Task to carry out: Of the lines in the listing below, how many hold "visite"? Answer with the number only.
--
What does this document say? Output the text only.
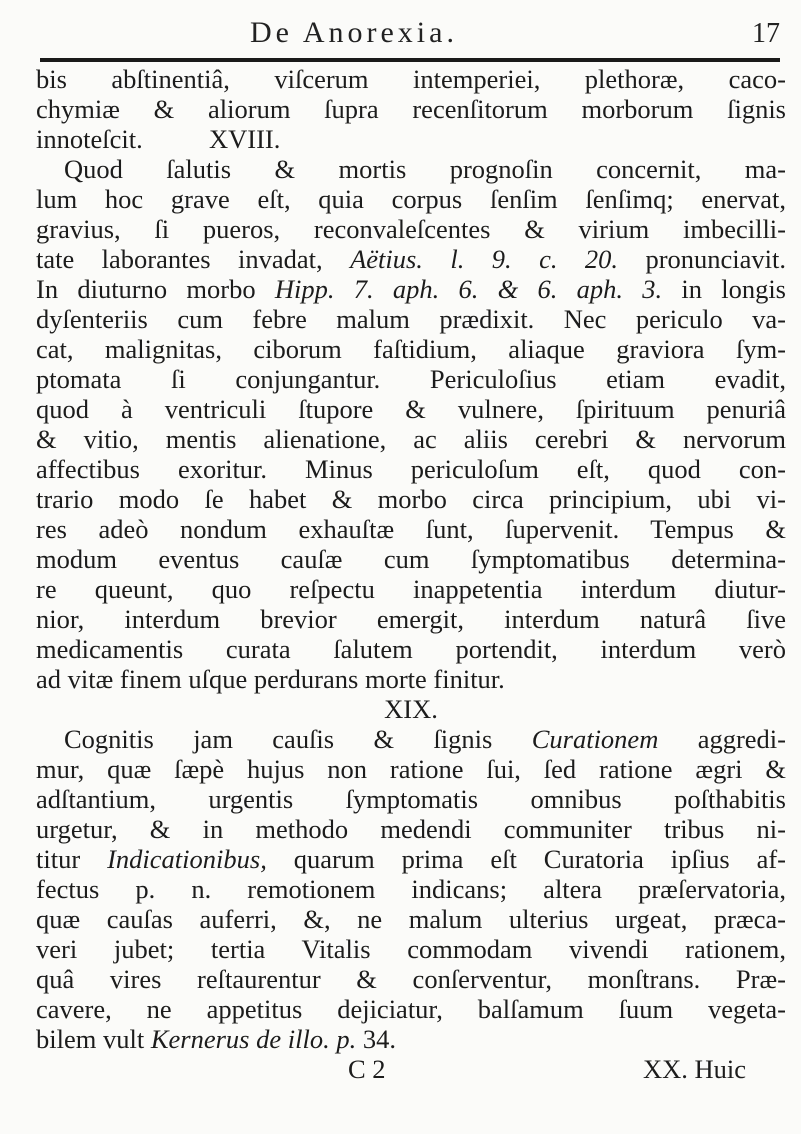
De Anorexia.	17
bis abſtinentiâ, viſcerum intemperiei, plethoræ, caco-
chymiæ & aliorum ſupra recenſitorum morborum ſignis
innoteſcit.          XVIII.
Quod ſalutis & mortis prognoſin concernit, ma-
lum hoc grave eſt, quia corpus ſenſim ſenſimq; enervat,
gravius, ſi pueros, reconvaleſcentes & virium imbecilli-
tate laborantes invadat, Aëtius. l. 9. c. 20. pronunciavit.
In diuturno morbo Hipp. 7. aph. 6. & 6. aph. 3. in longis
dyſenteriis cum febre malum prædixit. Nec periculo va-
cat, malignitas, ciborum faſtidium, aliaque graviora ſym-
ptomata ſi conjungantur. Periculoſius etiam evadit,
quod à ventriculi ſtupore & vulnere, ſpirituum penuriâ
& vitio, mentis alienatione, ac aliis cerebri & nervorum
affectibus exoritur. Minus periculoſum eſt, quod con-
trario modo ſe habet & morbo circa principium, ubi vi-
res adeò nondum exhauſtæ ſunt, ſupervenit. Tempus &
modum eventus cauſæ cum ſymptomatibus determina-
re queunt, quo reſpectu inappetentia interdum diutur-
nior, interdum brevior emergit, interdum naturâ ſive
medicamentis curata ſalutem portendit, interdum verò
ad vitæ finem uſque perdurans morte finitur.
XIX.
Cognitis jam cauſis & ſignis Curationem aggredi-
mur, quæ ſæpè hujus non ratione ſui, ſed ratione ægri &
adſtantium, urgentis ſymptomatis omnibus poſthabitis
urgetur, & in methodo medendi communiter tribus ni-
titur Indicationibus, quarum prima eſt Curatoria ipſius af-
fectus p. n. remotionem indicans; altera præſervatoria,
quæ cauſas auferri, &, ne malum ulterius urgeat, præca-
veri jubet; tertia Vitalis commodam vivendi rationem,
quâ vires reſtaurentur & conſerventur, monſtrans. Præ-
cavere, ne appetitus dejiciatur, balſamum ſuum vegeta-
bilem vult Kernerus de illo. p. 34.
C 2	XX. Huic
--
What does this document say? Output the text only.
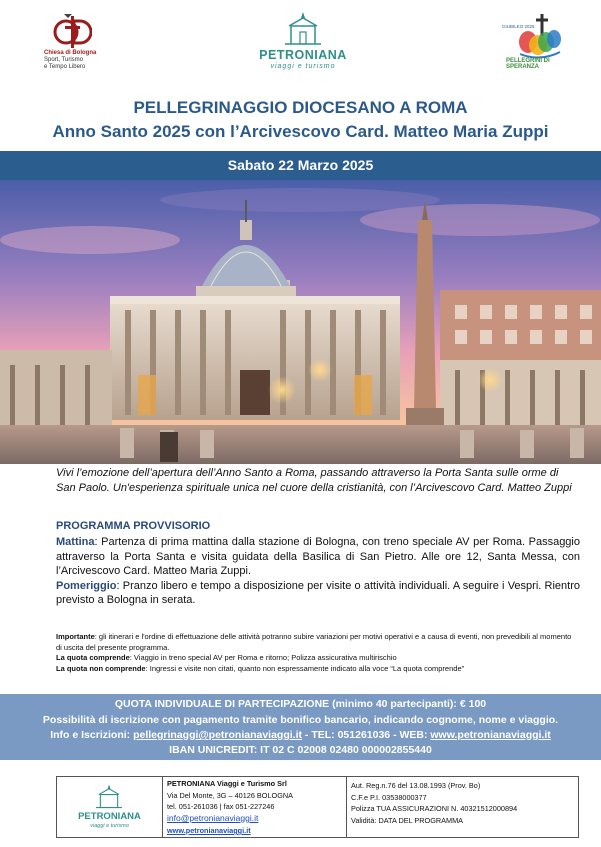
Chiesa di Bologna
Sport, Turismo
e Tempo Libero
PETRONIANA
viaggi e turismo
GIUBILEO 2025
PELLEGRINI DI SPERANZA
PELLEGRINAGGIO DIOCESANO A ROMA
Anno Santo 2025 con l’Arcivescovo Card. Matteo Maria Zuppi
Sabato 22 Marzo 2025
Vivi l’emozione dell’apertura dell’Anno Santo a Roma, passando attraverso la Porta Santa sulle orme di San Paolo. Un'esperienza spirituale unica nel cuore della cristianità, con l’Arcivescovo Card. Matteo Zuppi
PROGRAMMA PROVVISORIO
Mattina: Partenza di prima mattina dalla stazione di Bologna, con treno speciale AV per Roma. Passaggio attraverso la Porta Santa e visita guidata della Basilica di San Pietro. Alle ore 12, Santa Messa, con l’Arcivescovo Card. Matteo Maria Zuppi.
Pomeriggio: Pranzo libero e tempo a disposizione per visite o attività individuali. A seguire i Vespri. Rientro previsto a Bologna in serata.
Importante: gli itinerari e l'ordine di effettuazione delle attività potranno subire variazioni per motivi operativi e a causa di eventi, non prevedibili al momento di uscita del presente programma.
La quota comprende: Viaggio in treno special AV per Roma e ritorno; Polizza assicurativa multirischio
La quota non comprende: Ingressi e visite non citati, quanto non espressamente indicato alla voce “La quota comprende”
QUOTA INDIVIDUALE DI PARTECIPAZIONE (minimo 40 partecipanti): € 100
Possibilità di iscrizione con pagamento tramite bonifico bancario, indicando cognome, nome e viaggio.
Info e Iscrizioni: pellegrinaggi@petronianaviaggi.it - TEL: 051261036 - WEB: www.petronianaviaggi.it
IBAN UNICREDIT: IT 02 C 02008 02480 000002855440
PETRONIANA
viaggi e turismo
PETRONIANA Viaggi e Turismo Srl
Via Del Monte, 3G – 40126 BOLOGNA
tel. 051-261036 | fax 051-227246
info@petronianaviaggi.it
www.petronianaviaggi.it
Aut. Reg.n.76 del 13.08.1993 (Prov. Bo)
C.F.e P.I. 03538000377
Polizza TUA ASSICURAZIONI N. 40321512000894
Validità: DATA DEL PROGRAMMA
--
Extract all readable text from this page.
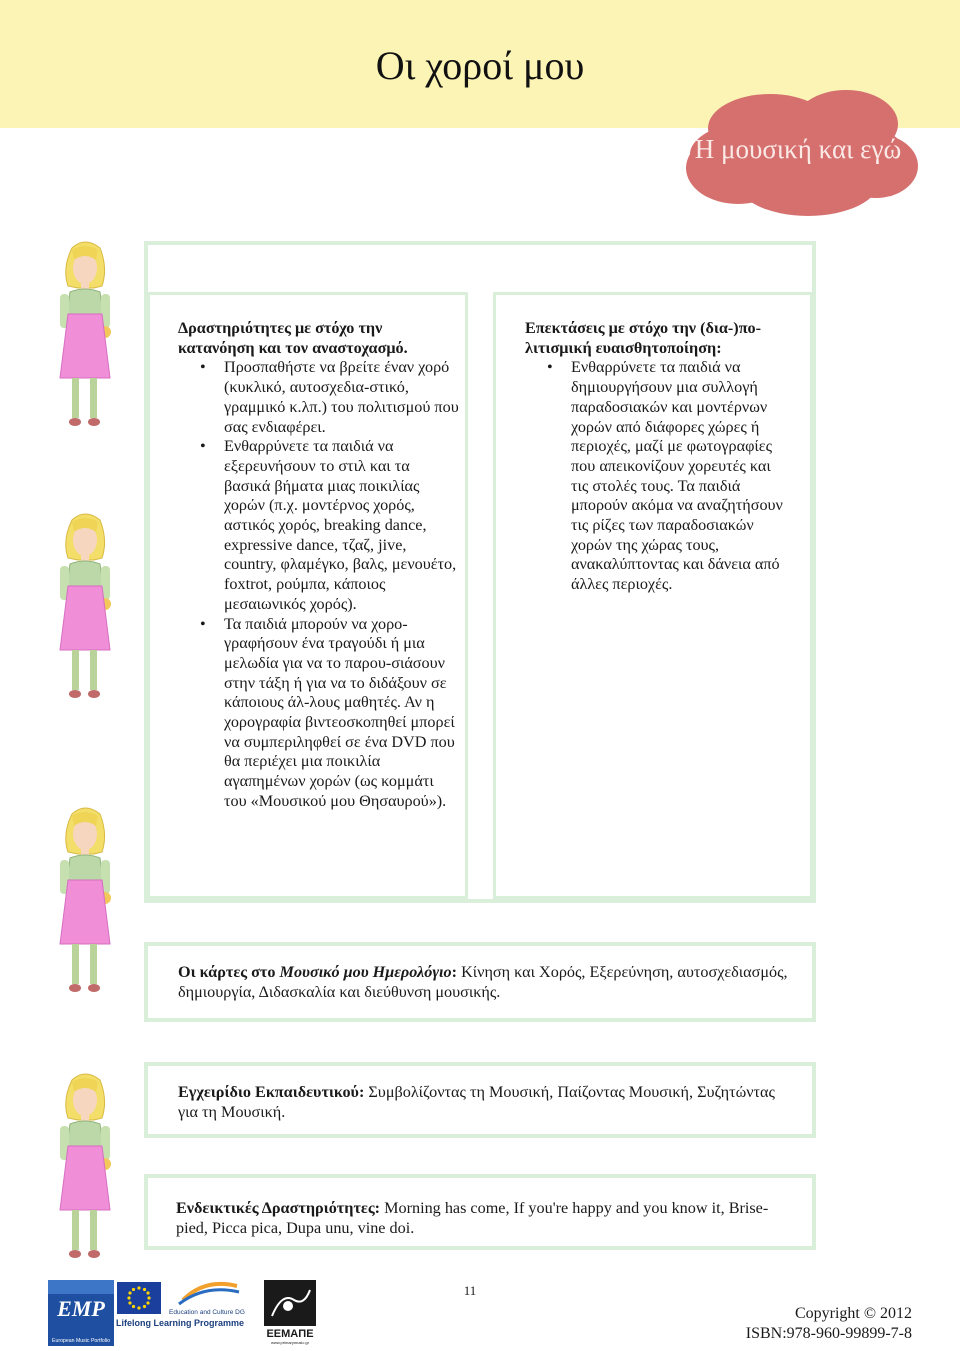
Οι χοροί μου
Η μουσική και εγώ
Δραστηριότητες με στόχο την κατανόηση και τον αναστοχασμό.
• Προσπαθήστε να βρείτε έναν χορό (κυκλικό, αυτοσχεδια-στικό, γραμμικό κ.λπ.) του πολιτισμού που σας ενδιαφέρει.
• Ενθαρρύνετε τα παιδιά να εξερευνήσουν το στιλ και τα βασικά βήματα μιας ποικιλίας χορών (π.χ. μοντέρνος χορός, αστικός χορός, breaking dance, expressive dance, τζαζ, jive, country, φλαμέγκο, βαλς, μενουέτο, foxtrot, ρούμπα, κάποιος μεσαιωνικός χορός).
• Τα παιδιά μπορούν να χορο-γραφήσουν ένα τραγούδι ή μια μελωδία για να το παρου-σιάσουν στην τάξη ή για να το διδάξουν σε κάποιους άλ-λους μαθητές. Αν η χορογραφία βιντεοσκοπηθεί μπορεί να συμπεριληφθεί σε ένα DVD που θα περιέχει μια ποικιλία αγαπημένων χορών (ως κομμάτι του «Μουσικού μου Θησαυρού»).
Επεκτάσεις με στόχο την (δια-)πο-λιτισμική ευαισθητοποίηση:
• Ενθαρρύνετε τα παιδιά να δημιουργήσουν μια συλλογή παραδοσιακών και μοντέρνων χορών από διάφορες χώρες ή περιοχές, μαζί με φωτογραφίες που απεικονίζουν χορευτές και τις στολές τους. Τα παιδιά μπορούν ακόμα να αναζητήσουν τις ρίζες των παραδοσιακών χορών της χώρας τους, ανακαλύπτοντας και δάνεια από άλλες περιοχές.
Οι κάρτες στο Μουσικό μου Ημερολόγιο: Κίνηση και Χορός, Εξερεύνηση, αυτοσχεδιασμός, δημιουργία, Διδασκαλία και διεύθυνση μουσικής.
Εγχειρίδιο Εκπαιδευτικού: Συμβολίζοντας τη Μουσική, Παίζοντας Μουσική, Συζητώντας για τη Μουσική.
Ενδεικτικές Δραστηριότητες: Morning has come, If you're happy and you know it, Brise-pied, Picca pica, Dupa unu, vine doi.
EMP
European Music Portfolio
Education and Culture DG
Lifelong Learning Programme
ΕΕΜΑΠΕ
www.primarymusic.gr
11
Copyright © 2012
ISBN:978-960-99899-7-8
--
Response: 2